==== EXTRACTED ENTRIES ====

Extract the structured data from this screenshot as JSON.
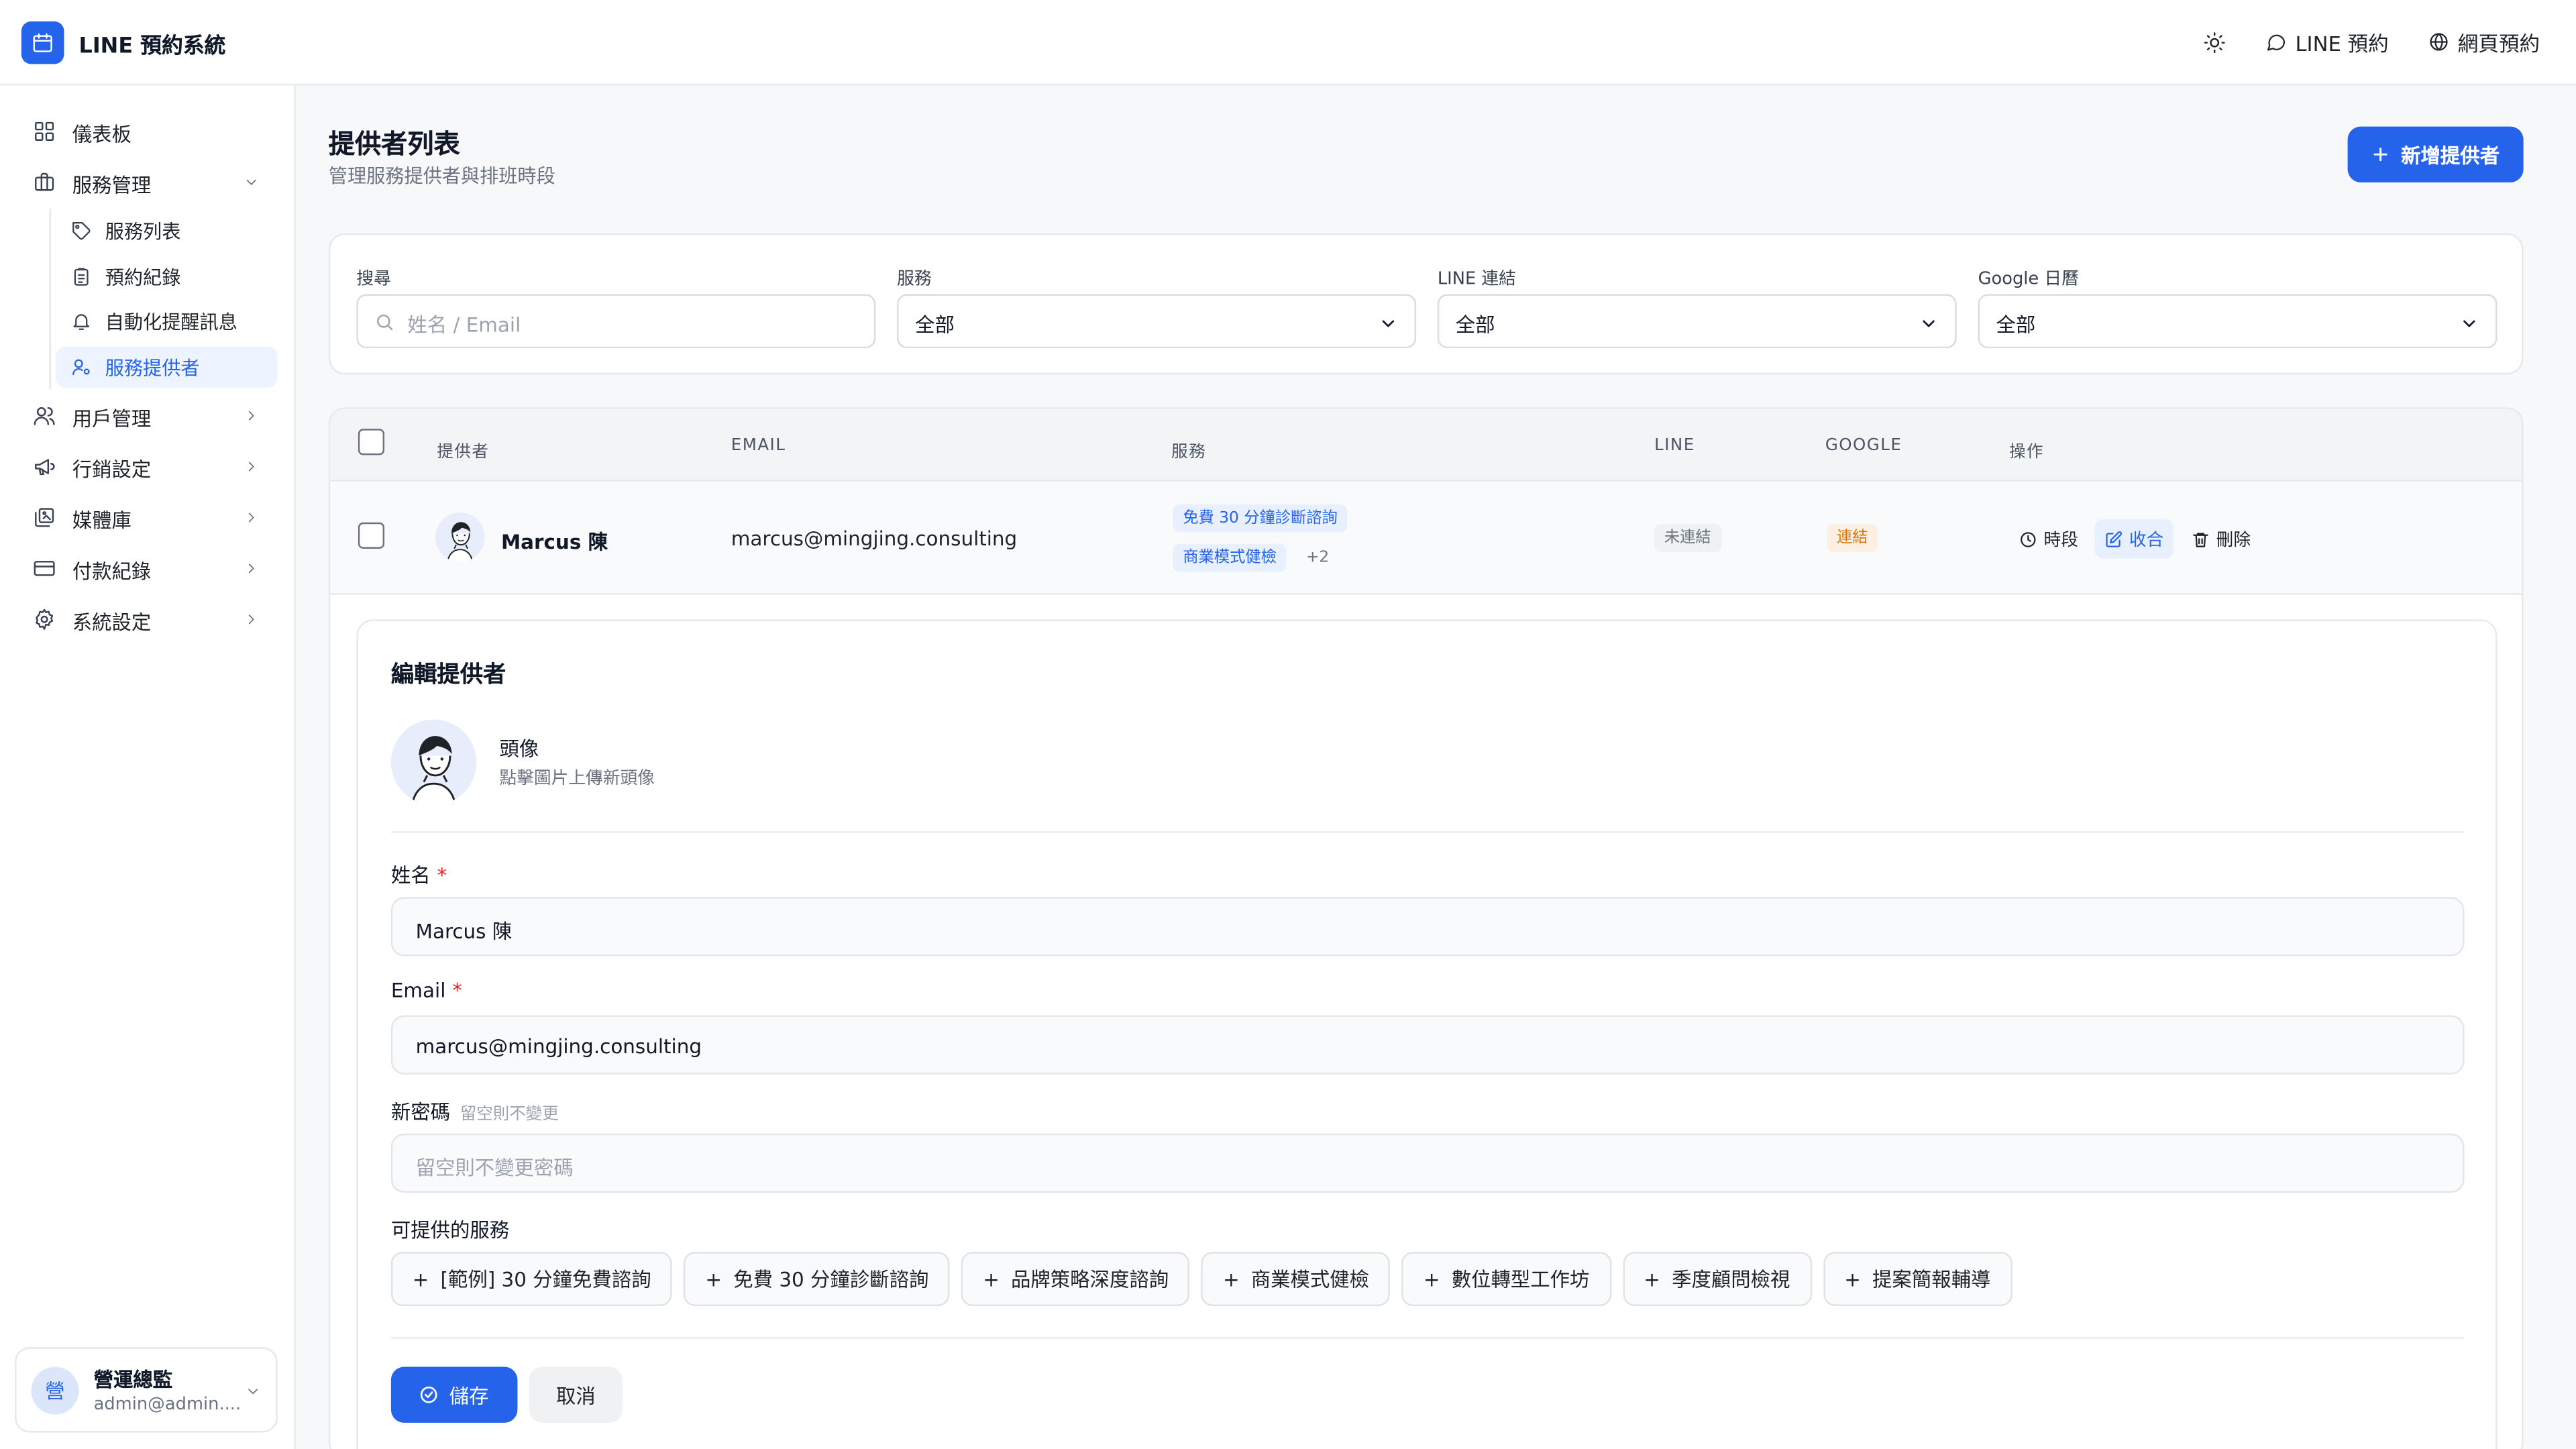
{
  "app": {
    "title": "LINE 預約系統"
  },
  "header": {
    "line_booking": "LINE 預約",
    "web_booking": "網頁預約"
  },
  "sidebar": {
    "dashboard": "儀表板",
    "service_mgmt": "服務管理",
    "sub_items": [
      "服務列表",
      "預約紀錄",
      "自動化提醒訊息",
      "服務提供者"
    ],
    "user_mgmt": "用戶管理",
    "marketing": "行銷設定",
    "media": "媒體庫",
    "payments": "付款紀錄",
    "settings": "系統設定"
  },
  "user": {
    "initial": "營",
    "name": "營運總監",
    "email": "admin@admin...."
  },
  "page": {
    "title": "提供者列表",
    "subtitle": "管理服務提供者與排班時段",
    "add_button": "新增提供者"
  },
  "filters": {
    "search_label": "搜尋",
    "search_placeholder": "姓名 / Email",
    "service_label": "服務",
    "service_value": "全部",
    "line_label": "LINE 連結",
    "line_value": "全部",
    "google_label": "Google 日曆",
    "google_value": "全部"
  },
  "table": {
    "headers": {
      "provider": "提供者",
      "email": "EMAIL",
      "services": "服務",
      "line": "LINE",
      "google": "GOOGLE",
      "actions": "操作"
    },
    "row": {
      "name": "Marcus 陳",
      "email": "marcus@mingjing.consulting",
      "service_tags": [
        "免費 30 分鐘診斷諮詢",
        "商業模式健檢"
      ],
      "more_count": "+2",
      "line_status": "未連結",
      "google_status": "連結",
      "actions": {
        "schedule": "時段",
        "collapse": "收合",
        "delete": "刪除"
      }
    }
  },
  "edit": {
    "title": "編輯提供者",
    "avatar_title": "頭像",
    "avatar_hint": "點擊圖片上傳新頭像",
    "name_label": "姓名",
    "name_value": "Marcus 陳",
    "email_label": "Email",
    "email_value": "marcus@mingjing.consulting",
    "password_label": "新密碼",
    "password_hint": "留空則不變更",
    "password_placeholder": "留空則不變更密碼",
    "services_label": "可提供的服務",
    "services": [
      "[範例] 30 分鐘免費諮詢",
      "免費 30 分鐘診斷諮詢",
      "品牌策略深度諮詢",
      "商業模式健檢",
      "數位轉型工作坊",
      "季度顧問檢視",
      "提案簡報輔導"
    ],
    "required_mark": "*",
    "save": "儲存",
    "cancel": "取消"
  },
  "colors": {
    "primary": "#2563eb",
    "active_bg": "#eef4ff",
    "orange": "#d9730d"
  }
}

====
==== EXTRACTED ENTRIES ====

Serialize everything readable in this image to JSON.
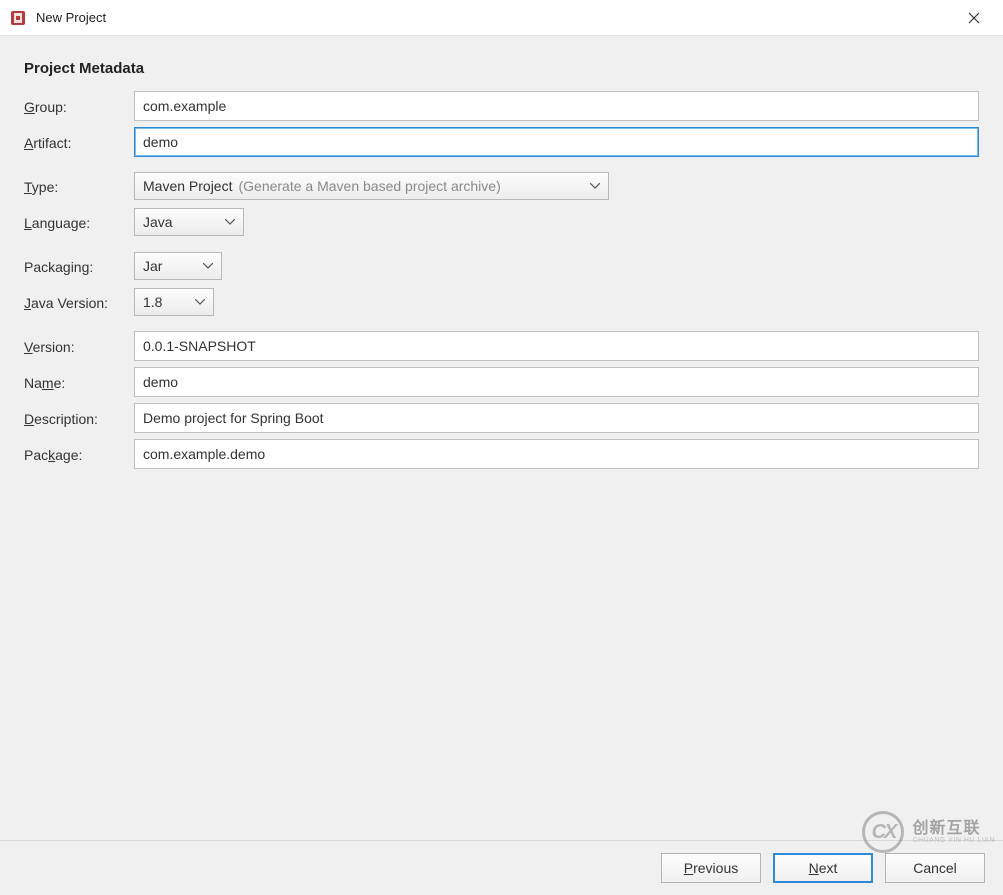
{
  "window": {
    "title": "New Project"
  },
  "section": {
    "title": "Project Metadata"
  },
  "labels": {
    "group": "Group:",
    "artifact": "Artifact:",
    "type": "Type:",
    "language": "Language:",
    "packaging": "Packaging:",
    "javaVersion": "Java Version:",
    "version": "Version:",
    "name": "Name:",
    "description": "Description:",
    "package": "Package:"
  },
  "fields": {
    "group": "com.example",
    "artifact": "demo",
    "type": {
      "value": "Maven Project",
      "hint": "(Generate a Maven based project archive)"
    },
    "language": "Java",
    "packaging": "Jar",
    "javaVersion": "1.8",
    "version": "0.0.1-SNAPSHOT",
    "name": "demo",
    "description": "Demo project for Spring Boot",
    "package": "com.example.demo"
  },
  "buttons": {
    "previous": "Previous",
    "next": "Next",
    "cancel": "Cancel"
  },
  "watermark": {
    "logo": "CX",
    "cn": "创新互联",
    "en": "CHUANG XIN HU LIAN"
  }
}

====

_WHAT THE TASK REQUIRES_
List all lines holding the string "this".

_OUTPUT OF THE TASK_
Extract the structured data from this screenshot as JSON.
Serialize everything readable in this image to JSON.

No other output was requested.